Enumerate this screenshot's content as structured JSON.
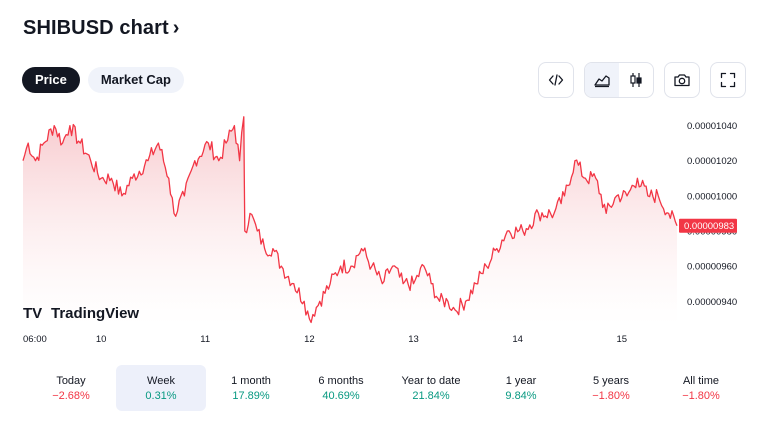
{
  "header": {
    "title": "SHIBUSD chart",
    "chevron": "›"
  },
  "tabs": [
    {
      "label": "Price",
      "active": true
    },
    {
      "label": "Market Cap",
      "active": false
    }
  ],
  "toolbar": {
    "icons": [
      "embed-code-icon",
      "area-chart-icon",
      "candlestick-icon",
      "camera-icon",
      "fullscreen-icon"
    ],
    "active_style": "area"
  },
  "logo": {
    "text": "TradingView",
    "mark": "TV"
  },
  "colors": {
    "line": "#f23645",
    "fill_top": "#f7c7cb",
    "fill_bottom": "#ffffff",
    "positive": "#089981",
    "negative": "#f23645"
  },
  "chart_data": {
    "type": "area",
    "ylim": [
      9.265e-06,
      1.05e-05
    ],
    "y_ticks": [
      "0.00001040",
      "0.00001020",
      "0.00001000",
      "0.00000980",
      "0.00000960",
      "0.00000940"
    ],
    "y_tick_values": [
      1.04e-05,
      1.02e-05,
      1e-05,
      9.8e-06,
      9.6e-06,
      9.4e-06
    ],
    "last_price_label": "0.00000983",
    "last_price": 9.83e-06,
    "x_ticks": [
      "06:00",
      "10",
      "11",
      "12",
      "13",
      "14",
      "15"
    ],
    "x_tick_positions": [
      0,
      0.75,
      1.75,
      2.75,
      3.75,
      4.75,
      5.75
    ],
    "x_range": [
      0,
      6.28
    ],
    "anchors": [
      [
        0.0,
        1.02e-05
      ],
      [
        0.05,
        1.03e-05
      ],
      [
        0.12,
        1.02e-05
      ],
      [
        0.2,
        1.03e-05
      ],
      [
        0.3,
        1.04e-05
      ],
      [
        0.38,
        1.03e-05
      ],
      [
        0.45,
        1.04e-05
      ],
      [
        0.55,
        1.03e-05
      ],
      [
        0.65,
        1.02e-05
      ],
      [
        0.75,
        1.01e-05
      ],
      [
        0.85,
        1.01e-05
      ],
      [
        0.95,
        1e-05
      ],
      [
        1.05,
        1.01e-05
      ],
      [
        1.2,
        1.02e-05
      ],
      [
        1.3,
        1.03e-05
      ],
      [
        1.4,
        1.01e-05
      ],
      [
        1.45,
        9.9e-06
      ],
      [
        1.55,
        1e-05
      ],
      [
        1.65,
        1.02e-05
      ],
      [
        1.78,
        1.03e-05
      ],
      [
        1.88,
        1.02e-05
      ],
      [
        1.95,
        1.03e-05
      ],
      [
        2.03,
        1.04e-05
      ],
      [
        2.08,
        1.02e-05
      ],
      [
        2.12,
        1.045e-05
      ],
      [
        2.13,
        9.8e-06
      ],
      [
        2.18,
        9.9e-06
      ],
      [
        2.25,
        9.8e-06
      ],
      [
        2.32,
        9.7e-06
      ],
      [
        2.4,
        9.7e-06
      ],
      [
        2.48,
        9.6e-06
      ],
      [
        2.6,
        9.5e-06
      ],
      [
        2.7,
        9.4e-06
      ],
      [
        2.75,
        9.3e-06
      ],
      [
        2.85,
        9.4e-06
      ],
      [
        2.95,
        9.5e-06
      ],
      [
        3.05,
        9.6e-06
      ],
      [
        3.15,
        9.6e-06
      ],
      [
        3.25,
        9.7e-06
      ],
      [
        3.35,
        9.6e-06
      ],
      [
        3.45,
        9.5e-06
      ],
      [
        3.55,
        9.6e-06
      ],
      [
        3.65,
        9.5e-06
      ],
      [
        3.75,
        9.5e-06
      ],
      [
        3.85,
        9.6e-06
      ],
      [
        3.92,
        9.5e-06
      ],
      [
        4.0,
        9.4e-06
      ],
      [
        4.08,
        9.4e-06
      ],
      [
        4.15,
        9.35e-06
      ],
      [
        4.25,
        9.4e-06
      ],
      [
        4.35,
        9.5e-06
      ],
      [
        4.45,
        9.6e-06
      ],
      [
        4.55,
        9.7e-06
      ],
      [
        4.65,
        9.8e-06
      ],
      [
        4.8,
        9.8e-06
      ],
      [
        4.95,
        9.9e-06
      ],
      [
        5.1,
        9.9e-06
      ],
      [
        5.2,
        1e-05
      ],
      [
        5.3,
        1.02e-05
      ],
      [
        5.4,
        1.01e-05
      ],
      [
        5.5,
        1.01e-05
      ],
      [
        5.6,
        9.9e-06
      ],
      [
        5.7,
        1e-05
      ],
      [
        5.8,
        1e-05
      ],
      [
        5.9,
        1.01e-05
      ],
      [
        6.0,
        1e-05
      ],
      [
        6.1,
        1e-05
      ],
      [
        6.2,
        9.9e-06
      ],
      [
        6.28,
        9.83e-06
      ]
    ]
  },
  "periods": [
    {
      "label": "Today",
      "value": "−2.68%",
      "sign": "neg",
      "active": false
    },
    {
      "label": "Week",
      "value": "0.31%",
      "sign": "pos",
      "active": true
    },
    {
      "label": "1 month",
      "value": "17.89%",
      "sign": "pos",
      "active": false
    },
    {
      "label": "6 months",
      "value": "40.69%",
      "sign": "pos",
      "active": false
    },
    {
      "label": "Year to date",
      "value": "21.84%",
      "sign": "pos",
      "active": false
    },
    {
      "label": "1 year",
      "value": "9.84%",
      "sign": "pos",
      "active": false
    },
    {
      "label": "5 years",
      "value": "−1.80%",
      "sign": "neg",
      "active": false
    },
    {
      "label": "All time",
      "value": "−1.80%",
      "sign": "neg",
      "active": false
    }
  ]
}
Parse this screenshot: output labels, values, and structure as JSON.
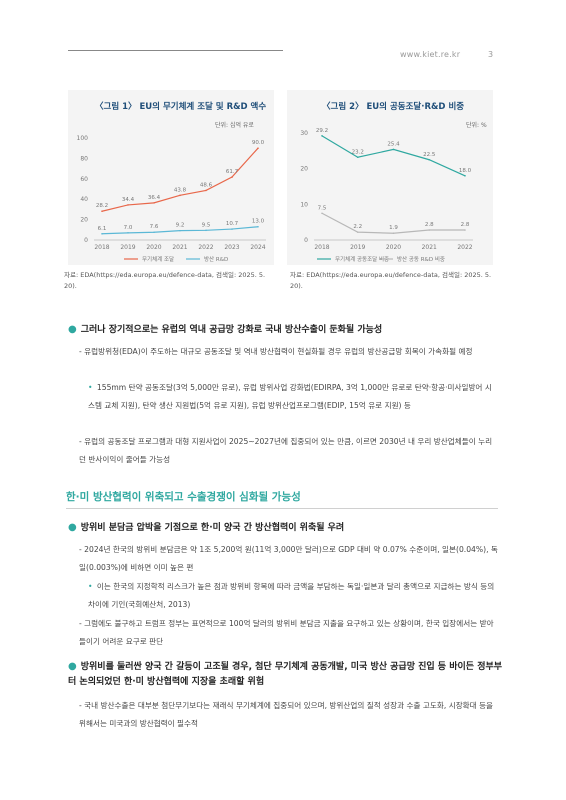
{
  "header": {
    "site": "www.kiet.re.kr",
    "page": "3"
  },
  "figure1": {
    "title": "〈그림 1〉 EU의 무기체계 조달 및 R&D 액수",
    "unit": "단위: 십억 유로",
    "source": "자료: EDA(https://eda.europa.eu/defence-data, 검색일: 2025. 5. 20).",
    "chart_data": {
      "type": "line",
      "x": [
        "2018",
        "2019",
        "2020",
        "2021",
        "2022",
        "2023",
        "2024"
      ],
      "ylim": [
        0,
        100
      ],
      "yticks": [
        "0",
        "20",
        "40",
        "60",
        "80",
        "100"
      ],
      "series": [
        {
          "name": "무기체계 조달",
          "color": "#e8674a",
          "values": [
            28.2,
            34.4,
            36.4,
            43.8,
            48.6,
            61.7,
            90.0
          ],
          "labels": [
            "28.2",
            "34.4",
            "36.4",
            "43.8",
            "48.6",
            "61.7",
            "90.0"
          ]
        },
        {
          "name": "방산 R&D",
          "color": "#5bb8d6",
          "values": [
            6.1,
            7.0,
            7.6,
            9.2,
            9.5,
            10.7,
            13.0
          ],
          "labels": [
            "6.1",
            "7.0",
            "7.6",
            "9.2",
            "9.5",
            "10.7",
            "13.0"
          ]
        }
      ]
    }
  },
  "figure2": {
    "title": "〈그림 2〉 EU의 공동조달·R&D 비중",
    "unit": "단위: %",
    "source": "자료: EDA(https://eda.europa.eu/defence-data, 검색일: 2025. 5. 20).",
    "chart_data": {
      "type": "line",
      "x": [
        "2018",
        "2019",
        "2020",
        "2021",
        "2022"
      ],
      "ylim": [
        0,
        30
      ],
      "yticks": [
        "0",
        "10",
        "20",
        "30"
      ],
      "series": [
        {
          "name": "무기체계 공동조달 비중",
          "color": "#2fa8a0",
          "values": [
            29.2,
            23.2,
            25.4,
            22.5,
            18.0
          ],
          "labels": [
            "29.2",
            "23.2",
            "25.4",
            "22.5",
            "18.0"
          ]
        },
        {
          "name": "방산 공동 R&D 비중",
          "color": "#b8b8b8",
          "values": [
            7.5,
            2.2,
            1.9,
            2.8,
            2.8
          ],
          "labels": [
            "7.5",
            "2.2",
            "1.9",
            "2.8",
            "2.8"
          ]
        }
      ]
    }
  },
  "body": {
    "p1": "그러나 장기적으로는 유럽의 역내 공급망 강화로 국내 방산수출이 둔화될 가능성",
    "p2": "- 유럽방위청(EDA)이 주도하는 대규모 공동조달 및 역내 방산협력이 현실화될 경우 유럽의 방산공급망 회복이 가속화될 예정",
    "p3": "155mm 탄약 공동조달(3억 5,000만 유로), 유럽 방위사업 강화법(EDIRPA, 3억 1,000만 유로로 탄약·항공·미사일방어 시스템 교체 지원), 탄약 생산 지원법(5억 유로 지원), 유럽 방위산업프로그램(EDIP, 15억 유로 지원) 등",
    "p4": "- 유럽의 공동조달 프로그램과 대형 지원사업이 2025~2027년에 집중되어 있는 만큼, 이르면 2030년 내 우리 방산업체들이 누리던 반사이익이 줄어들 가능성",
    "section": "한·미 방산협력이 위축되고 수출경쟁이 심화될 가능성",
    "p5": "방위비 분담금 압박을 기점으로 한·미 양국 간 방산협력이 위축될 우려",
    "p6": "- 2024년 한국의 방위비 분담금은 약 1조 5,200억 원(11억 3,000만 달러)으로 GDP 대비 약 0.07% 수준이며, 일본(0.04%), 독일(0.003%)에 비하면 이미 높은 편",
    "p7": "이는 한국의 지정학적 리스크가 높은 점과 방위비 항목에 따라 금액을 부담하는 독일·일본과 달리 총액으로 지급하는 방식 등의 차이에 기인(국회예산처, 2013)",
    "p8": "- 그럼에도 불구하고 트럼프 정부는 표면적으로 100억 달러의 방위비 분담금 지출을 요구하고 있는 상황이며, 한국 입장에서는 받아들이기 어려운 요구로 판단",
    "p9": "방위비를 둘러싼 양국 간 갈등이 고조될 경우, 첨단 무기체계 공동개발, 미국 방산 공급망 진입 등 바이든 정부부터 논의되었던 한·미 방산협력에 지장을 초래할 위험",
    "p10": "- 국내 방산수출은 대부분 첨단무기보다는 재래식 무기체계에 집중되어 있으며, 방위산업의 질적 성장과 수출 고도화, 시장확대 등을 위해서는 미국과의 방산협력이 필수적"
  }
}
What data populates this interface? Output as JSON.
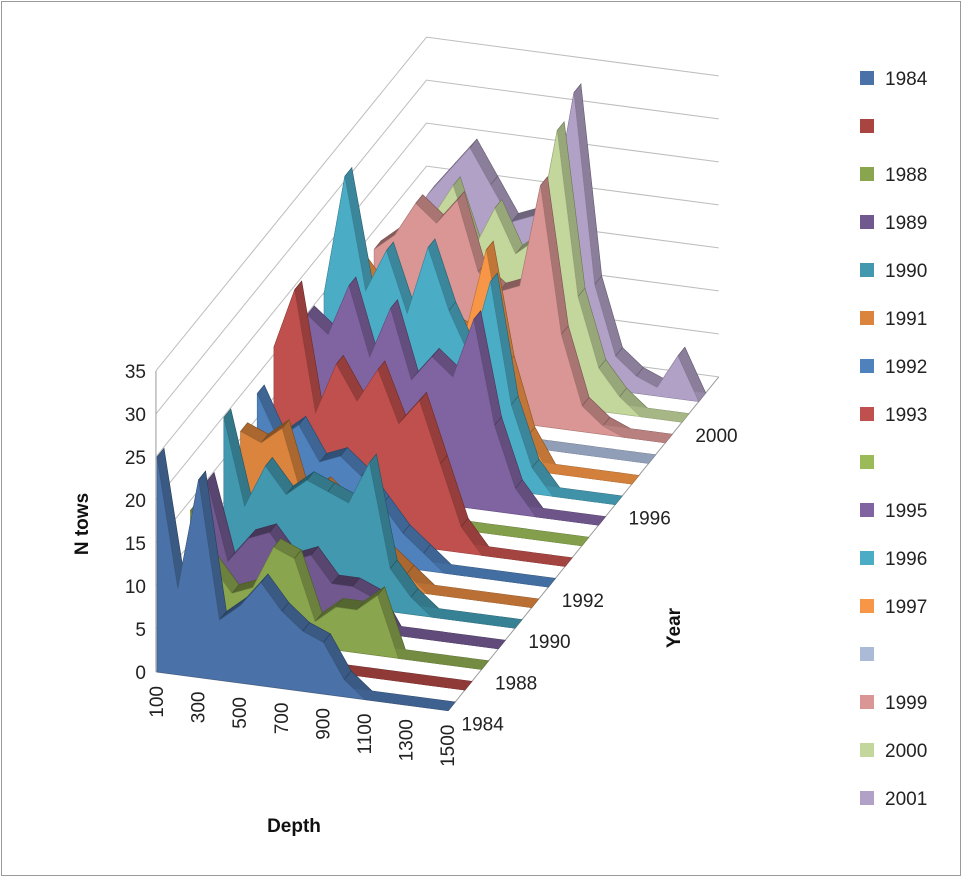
{
  "chart_data": {
    "type": "area",
    "chart_style": "3d-area",
    "xlabel": "Depth",
    "ylabel": "N tows",
    "zlabel": "Year",
    "ylim": [
      0,
      35
    ],
    "yticks": [
      0,
      5,
      10,
      15,
      20,
      25,
      30,
      35
    ],
    "x": [
      100,
      200,
      300,
      400,
      500,
      600,
      700,
      800,
      900,
      1000,
      1100,
      1200,
      1300,
      1400,
      1500
    ],
    "x_tick_labels": [
      "100",
      "300",
      "500",
      "700",
      "900",
      "1100",
      "1300",
      "1500"
    ],
    "year_tick_labels": [
      "1984",
      "1988",
      "1990",
      "1992",
      "1996",
      "2000"
    ],
    "grid": true,
    "legend_position": "right",
    "series": [
      {
        "name": "1984",
        "color": "#4a72a8",
        "values": [
          25,
          10,
          23,
          7,
          9,
          12,
          9,
          7,
          6,
          2,
          0,
          0,
          0,
          0,
          0
        ]
      },
      {
        "name": "",
        "color": "#a94441",
        "values": [
          0,
          0,
          0,
          0,
          0,
          0,
          0,
          0,
          0,
          0,
          0,
          0,
          0,
          0,
          0
        ]
      },
      {
        "name": "1988",
        "color": "#89a54e",
        "values": [
          14,
          8,
          5,
          6,
          11,
          10,
          3,
          5,
          5,
          7,
          0,
          0,
          0,
          0,
          0
        ]
      },
      {
        "name": "1989",
        "color": "#71588f",
        "values": [
          15,
          6,
          9,
          10,
          7,
          8,
          5,
          5,
          4,
          0,
          0,
          0,
          0,
          0,
          0
        ]
      },
      {
        "name": "1990",
        "color": "#4198af",
        "values": [
          20,
          10,
          15,
          12,
          14,
          13,
          12,
          17,
          5,
          2,
          0,
          0,
          0,
          0,
          0
        ]
      },
      {
        "name": "1991",
        "color": "#db843d",
        "values": [
          16,
          15,
          17,
          9,
          11,
          9,
          8,
          4,
          2,
          0,
          0,
          0,
          0,
          0,
          0
        ]
      },
      {
        "name": "1992",
        "color": "#4f81bd",
        "values": [
          18,
          13,
          15,
          11,
          12,
          10,
          7,
          4,
          2,
          0,
          0,
          0,
          0,
          0,
          0
        ]
      },
      {
        "name": "1993",
        "color": "#c0504d",
        "values": [
          21,
          28,
          14,
          20,
          16,
          20,
          14,
          17,
          10,
          3,
          0,
          0,
          0,
          0,
          0
        ]
      },
      {
        "name": "",
        "color": "#9bbb59",
        "values": [
          0,
          0,
          0,
          0,
          0,
          0,
          0,
          0,
          0,
          0,
          0,
          0,
          0,
          0,
          0
        ]
      },
      {
        "name": "1995",
        "color": "#8064a2",
        "values": [
          20,
          18,
          24,
          16,
          22,
          14,
          17,
          15,
          22,
          10,
          3,
          0,
          0,
          0,
          0
        ]
      },
      {
        "name": "1996",
        "color": "#4bacc6",
        "values": [
          20,
          34,
          21,
          26,
          19,
          27,
          20,
          15,
          24,
          10,
          3,
          0,
          0,
          0,
          0
        ]
      },
      {
        "name": "1997",
        "color": "#f79646",
        "values": [
          16,
          21,
          18,
          17,
          19,
          16,
          15,
          25,
          12,
          4,
          0,
          0,
          0,
          0,
          0
        ]
      },
      {
        "name": "",
        "color": "#aabad7",
        "values": [
          0,
          0,
          0,
          0,
          0,
          0,
          0,
          0,
          0,
          0,
          0,
          0,
          0,
          0,
          0
        ]
      },
      {
        "name": "1999",
        "color": "#d99694",
        "values": [
          18,
          20,
          24,
          22,
          25,
          17,
          15,
          16,
          28,
          11,
          3,
          1,
          0,
          0,
          0
        ]
      },
      {
        "name": "2000",
        "color": "#c3d69b",
        "values": [
          15,
          18,
          20,
          24,
          17,
          22,
          17,
          19,
          32,
          13,
          5,
          2,
          0,
          0,
          0
        ]
      },
      {
        "name": "2001",
        "color": "#b2a1c7",
        "values": [
          16,
          20,
          23,
          26,
          22,
          18,
          19,
          20,
          34,
          12,
          4,
          2,
          1,
          5,
          0
        ]
      }
    ]
  }
}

Written request: Say only how many lines in the records carry the word "screenshot".

Answer to this problem: 2